• [Set exercise]: Any picture among the records should be left out, please; retype the rest exactly.

• [Provided data]:
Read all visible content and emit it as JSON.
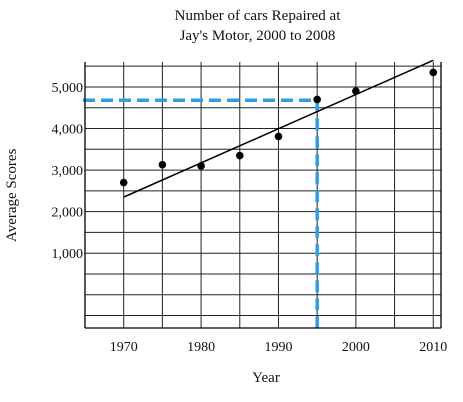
{
  "chart_data": {
    "type": "scatter",
    "title_lines": [
      "Number of cars Repaired at",
      "Jay's Motor, 2000 to 2008"
    ],
    "xlabel": "Year",
    "ylabel": "Average Scores",
    "xlim": [
      1965,
      2011
    ],
    "ylim": [
      -800,
      5600
    ],
    "x_ticks": [
      1970,
      1980,
      1990,
      2000,
      2010
    ],
    "y_ticks": [
      1000,
      2000,
      3000,
      4000,
      5000
    ],
    "y_tick_labels": [
      "1,000",
      "2,000",
      "3,000",
      "4,000",
      "5,000"
    ],
    "grid": true,
    "points": [
      {
        "x": 1970,
        "y": 2700
      },
      {
        "x": 1975,
        "y": 3130
      },
      {
        "x": 1980,
        "y": 3100
      },
      {
        "x": 1985,
        "y": 3350
      },
      {
        "x": 1990,
        "y": 3810
      },
      {
        "x": 1995,
        "y": 4700
      },
      {
        "x": 2000,
        "y": 4900
      },
      {
        "x": 2010,
        "y": 5350
      }
    ],
    "trend_line": {
      "x": [
        1970,
        2010
      ],
      "y": [
        2350,
        5640
      ]
    },
    "annotation": {
      "x": 1995,
      "y": 4680,
      "color": "#2f9fe0",
      "style": "dashed"
    }
  }
}
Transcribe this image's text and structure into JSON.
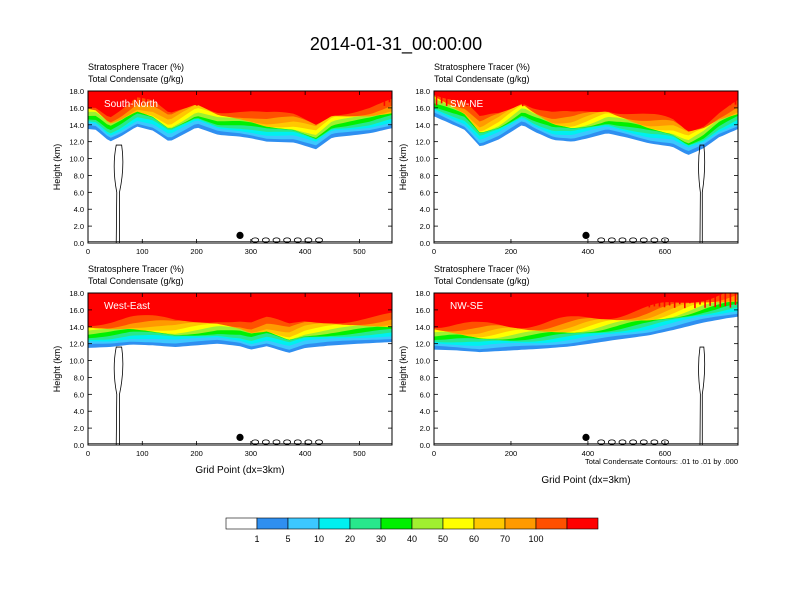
{
  "figure_title": "2014-01-31_00:00:00",
  "colors": {
    "levels": [
      "#ffffff",
      "#2f8ff0",
      "#3cc8ff",
      "#00f0f0",
      "#28e88c",
      "#00f000",
      "#a0f030",
      "#ffff00",
      "#ffc800",
      "#ff9a00",
      "#ff5000",
      "#ff0000"
    ]
  },
  "colorbar": {
    "labels": [
      "1",
      "5",
      "10",
      "20",
      "30",
      "40",
      "50",
      "60",
      "70",
      "100"
    ]
  },
  "contour_note": "Total Condensate Contours: .01 to .01 by .000",
  "chart_data": [
    {
      "type": "heatmap",
      "title_line1": "Stratosphere Tracer   (%)",
      "title_line2": "Total Condensate   (g/kg)",
      "label": "South-North",
      "ylabel": "Height (km)",
      "xlabel": "",
      "xlim": [
        0,
        560
      ],
      "xticks": [
        0,
        100,
        200,
        300,
        400,
        500
      ],
      "ylim": [
        0,
        18
      ],
      "yticks": [
        "0.0",
        "2.0",
        "4.0",
        "6.0",
        "8.0",
        "10.0",
        "12.0",
        "14.0",
        "16.0",
        "18.0"
      ],
      "marker_x": 280,
      "tracer_base_km": [
        [
          0,
          13.5
        ],
        [
          15,
          13.4
        ],
        [
          40,
          12.0
        ],
        [
          60,
          12.6
        ],
        [
          90,
          13.8
        ],
        [
          120,
          13.3
        ],
        [
          150,
          12.0
        ],
        [
          180,
          13.0
        ],
        [
          200,
          13.7
        ],
        [
          240,
          12.8
        ],
        [
          280,
          12.6
        ],
        [
          300,
          12.4
        ],
        [
          330,
          12.0
        ],
        [
          380,
          11.9
        ],
        [
          420,
          11.1
        ],
        [
          450,
          12.5
        ],
        [
          480,
          12.7
        ],
        [
          520,
          13.0
        ],
        [
          560,
          13.6
        ]
      ]
    },
    {
      "type": "heatmap",
      "title_line1": "Stratosphere Tracer   (%)",
      "title_line2": "Total Condensate   (g/kg)",
      "label": "SW-NE",
      "ylabel": "Height (km)",
      "xlabel": "",
      "xlim": [
        0,
        790
      ],
      "xticks": [
        0,
        200,
        400,
        600
      ],
      "ylim": [
        0,
        18
      ],
      "yticks": [
        "0.0",
        "2.0",
        "4.0",
        "6.0",
        "8.0",
        "10.0",
        "12.0",
        "14.0",
        "16.0",
        "18.0"
      ],
      "marker_x": 395,
      "tracer_base_km": [
        [
          0,
          15.0
        ],
        [
          40,
          14.2
        ],
        [
          80,
          13.4
        ],
        [
          120,
          11.4
        ],
        [
          170,
          12.3
        ],
        [
          230,
          14.0
        ],
        [
          260,
          13.2
        ],
        [
          310,
          12.2
        ],
        [
          360,
          12.0
        ],
        [
          400,
          12.4
        ],
        [
          450,
          13.0
        ],
        [
          500,
          12.5
        ],
        [
          560,
          11.8
        ],
        [
          620,
          11.4
        ],
        [
          660,
          10.4
        ],
        [
          700,
          11.2
        ],
        [
          740,
          12.5
        ],
        [
          790,
          13.5
        ]
      ]
    },
    {
      "type": "heatmap",
      "title_line1": "Stratosphere Tracer   (%)",
      "title_line2": "Total Condensate   (g/kg)",
      "label": "West-East",
      "ylabel": "Height (km)",
      "xlabel": "Grid Point (dx=3km)",
      "xlim": [
        0,
        560
      ],
      "xticks": [
        0,
        100,
        200,
        300,
        400,
        500
      ],
      "ylim": [
        0,
        18
      ],
      "yticks": [
        "0.0",
        "2.0",
        "4.0",
        "6.0",
        "8.0",
        "10.0",
        "12.0",
        "14.0",
        "16.0",
        "18.0"
      ],
      "marker_x": 280,
      "tracer_base_km": [
        [
          0,
          11.5
        ],
        [
          40,
          11.6
        ],
        [
          80,
          11.9
        ],
        [
          120,
          11.8
        ],
        [
          160,
          11.6
        ],
        [
          200,
          11.8
        ],
        [
          240,
          12.0
        ],
        [
          280,
          11.7
        ],
        [
          300,
          11.3
        ],
        [
          330,
          11.7
        ],
        [
          370,
          10.9
        ],
        [
          400,
          11.5
        ],
        [
          450,
          11.8
        ],
        [
          500,
          12.0
        ],
        [
          560,
          12.2
        ]
      ]
    },
    {
      "type": "heatmap",
      "title_line1": "Stratosphere Tracer   (%)",
      "title_line2": "Total Condensate   (g/kg)",
      "label": "NW-SE",
      "ylabel": "Height (km)",
      "xlabel": "Grid Point (dx=3km)",
      "xlim": [
        0,
        790
      ],
      "xticks": [
        0,
        200,
        400,
        600
      ],
      "ylim": [
        0,
        18
      ],
      "yticks": [
        "0.0",
        "2.0",
        "4.0",
        "6.0",
        "8.0",
        "10.0",
        "12.0",
        "14.0",
        "16.0",
        "18.0"
      ],
      "marker_x": 395,
      "tracer_base_km": [
        [
          0,
          11.3
        ],
        [
          60,
          11.2
        ],
        [
          120,
          11.0
        ],
        [
          200,
          11.2
        ],
        [
          280,
          11.4
        ],
        [
          360,
          11.7
        ],
        [
          420,
          12.1
        ],
        [
          480,
          12.5
        ],
        [
          560,
          13.0
        ],
        [
          620,
          13.6
        ],
        [
          700,
          14.5
        ],
        [
          760,
          15.0
        ],
        [
          790,
          15.2
        ]
      ]
    }
  ]
}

• [Exercise response]:
Read all visible content and emit it as JSON.
{
  "chart_data": {
    "type": "scatter",
    "title_lines": [
      "Number of cars Repaired at",
      "Jay's Motor, 2000 to 2008"
    ],
    "xlabel": "Year",
    "ylabel": "Average Scores",
    "xlim": [
      1965,
      2011
    ],
    "ylim": [
      -800,
      5600
    ],
    "x_ticks": [
      1970,
      1980,
      1990,
      2000,
      2010
    ],
    "y_ticks": [
      1000,
      2000,
      3000,
      4000,
      5000
    ],
    "y_tick_labels": [
      "1,000",
      "2,000",
      "3,000",
      "4,000",
      "5,000"
    ],
    "grid": true,
    "points": [
      {
        "x": 1970,
        "y": 2700
      },
      {
        "x": 1975,
        "y": 3130
      },
      {
        "x": 1980,
        "y": 3100
      },
      {
        "x": 1985,
        "y": 3350
      },
      {
        "x": 1990,
        "y": 3810
      },
      {
        "x": 1995,
        "y": 4700
      },
      {
        "x": 2000,
        "y": 4900
      },
      {
        "x": 2010,
        "y": 5350
      }
    ],
    "trend_line": {
      "x": [
        1970,
        2010
      ],
      "y": [
        2350,
        5640
      ]
    },
    "annotation": {
      "x": 1995,
      "y": 4680,
      "color": "#2f9fe0",
      "style": "dashed"
    }
  }
}
Transcribe this image's text and structure into JSON.
{
  "figure_title": "2014-01-31_00:00:00",
  "colors": {
    "levels": [
      "#ffffff",
      "#2f8ff0",
      "#3cc8ff",
      "#00f0f0",
      "#28e88c",
      "#00f000",
      "#a0f030",
      "#ffff00",
      "#ffc800",
      "#ff9a00",
      "#ff5000",
      "#ff0000"
    ]
  },
  "colorbar": {
    "labels": [
      "1",
      "5",
      "10",
      "20",
      "30",
      "40",
      "50",
      "60",
      "70",
      "100"
    ]
  },
  "contour_note": "Total Condensate Contours: .01 to .01 by .000",
  "chart_data": [
    {
      "type": "heatmap",
      "title_line1": "Stratosphere Tracer   (%)",
      "title_line2": "Total Condensate   (g/kg)",
      "label": "South-North",
      "ylabel": "Height (km)",
      "xlabel": "",
      "xlim": [
        0,
        560
      ],
      "xticks": [
        0,
        100,
        200,
        300,
        400,
        500
      ],
      "ylim": [
        0,
        18
      ],
      "yticks": [
        "0.0",
        "2.0",
        "4.0",
        "6.0",
        "8.0",
        "10.0",
        "12.0",
        "14.0",
        "16.0",
        "18.0"
      ],
      "marker_x": 280,
      "tracer_base_km": [
        [
          0,
          13.5
        ],
        [
          15,
          13.4
        ],
        [
          40,
          12.0
        ],
        [
          60,
          12.6
        ],
        [
          90,
          13.8
        ],
        [
          120,
          13.3
        ],
        [
          150,
          12.0
        ],
        [
          180,
          13.0
        ],
        [
          200,
          13.7
        ],
        [
          240,
          12.8
        ],
        [
          280,
          12.6
        ],
        [
          300,
          12.4
        ],
        [
          330,
          12.0
        ],
        [
          380,
          11.9
        ],
        [
          420,
          11.1
        ],
        [
          450,
          12.5
        ],
        [
          480,
          12.7
        ],
        [
          520,
          13.0
        ],
        [
          560,
          13.6
        ]
      ]
    },
    {
      "type": "heatmap",
      "title_line1": "Stratosphere Tracer   (%)",
      "title_line2": "Total Condensate   (g/kg)",
      "label": "SW-NE",
      "ylabel": "Height (km)",
      "xlabel": "",
      "xlim": [
        0,
        790
      ],
      "xticks": [
        0,
        200,
        400,
        600
      ],
      "ylim": [
        0,
        18
      ],
      "yticks": [
        "0.0",
        "2.0",
        "4.0",
        "6.0",
        "8.0",
        "10.0",
        "12.0",
        "14.0",
        "16.0",
        "18.0"
      ],
      "marker_x": 395,
      "tracer_base_km": [
        [
          0,
          15.0
        ],
        [
          40,
          14.2
        ],
        [
          80,
          13.4
        ],
        [
          120,
          11.4
        ],
        [
          170,
          12.3
        ],
        [
          230,
          14.0
        ],
        [
          260,
          13.2
        ],
        [
          310,
          12.2
        ],
        [
          360,
          12.0
        ],
        [
          400,
          12.4
        ],
        [
          450,
          13.0
        ],
        [
          500,
          12.5
        ],
        [
          560,
          11.8
        ],
        [
          620,
          11.4
        ],
        [
          660,
          10.4
        ],
        [
          700,
          11.2
        ],
        [
          740,
          12.5
        ],
        [
          790,
          13.5
        ]
      ]
    },
    {
      "type": "heatmap",
      "title_line1": "Stratosphere Tracer   (%)",
      "title_line2": "Total Condensate   (g/kg)",
      "label": "West-East",
      "ylabel": "Height (km)",
      "xlabel": "Grid Point (dx=3km)",
      "xlim": [
        0,
        560
      ],
      "xticks": [
        0,
        100,
        200,
        300,
        400,
        500
      ],
      "ylim": [
        0,
        18
      ],
      "yticks": [
        "0.0",
        "2.0",
        "4.0",
        "6.0",
        "8.0",
        "10.0",
        "12.0",
        "14.0",
        "16.0",
        "18.0"
      ],
      "marker_x": 280,
      "tracer_base_km": [
        [
          0,
          11.5
        ],
        [
          40,
          11.6
        ],
        [
          80,
          11.9
        ],
        [
          120,
          11.8
        ],
        [
          160,
          11.6
        ],
        [
          200,
          11.8
        ],
        [
          240,
          12.0
        ],
        [
          280,
          11.7
        ],
        [
          300,
          11.3
        ],
        [
          330,
          11.7
        ],
        [
          370,
          10.9
        ],
        [
          400,
          11.5
        ],
        [
          450,
          11.8
        ],
        [
          500,
          12.0
        ],
        [
          560,
          12.2
        ]
      ]
    },
    {
      "type": "heatmap",
      "title_line1": "Stratosphere Tracer   (%)",
      "title_line2": "Total Condensate   (g/kg)",
      "label": "NW-SE",
      "ylabel": "Height (km)",
      "xlabel": "Grid Point (dx=3km)",
      "xlim": [
        0,
        790
      ],
      "xticks": [
        0,
        200,
        400,
        600
      ],
      "ylim": [
        0,
        18
      ],
      "yticks": [
        "0.0",
        "2.0",
        "4.0",
        "6.0",
        "8.0",
        "10.0",
        "12.0",
        "14.0",
        "16.0",
        "18.0"
      ],
      "marker_x": 395,
      "tracer_base_km": [
        [
          0,
          11.3
        ],
        [
          60,
          11.2
        ],
        [
          120,
          11.0
        ],
        [
          200,
          11.2
        ],
        [
          280,
          11.4
        ],
        [
          360,
          11.7
        ],
        [
          420,
          12.1
        ],
        [
          480,
          12.5
        ],
        [
          560,
          13.0
        ],
        [
          620,
          13.6
        ],
        [
          700,
          14.5
        ],
        [
          760,
          15.0
        ],
        [
          790,
          15.2
        ]
      ]
    }
  ]
}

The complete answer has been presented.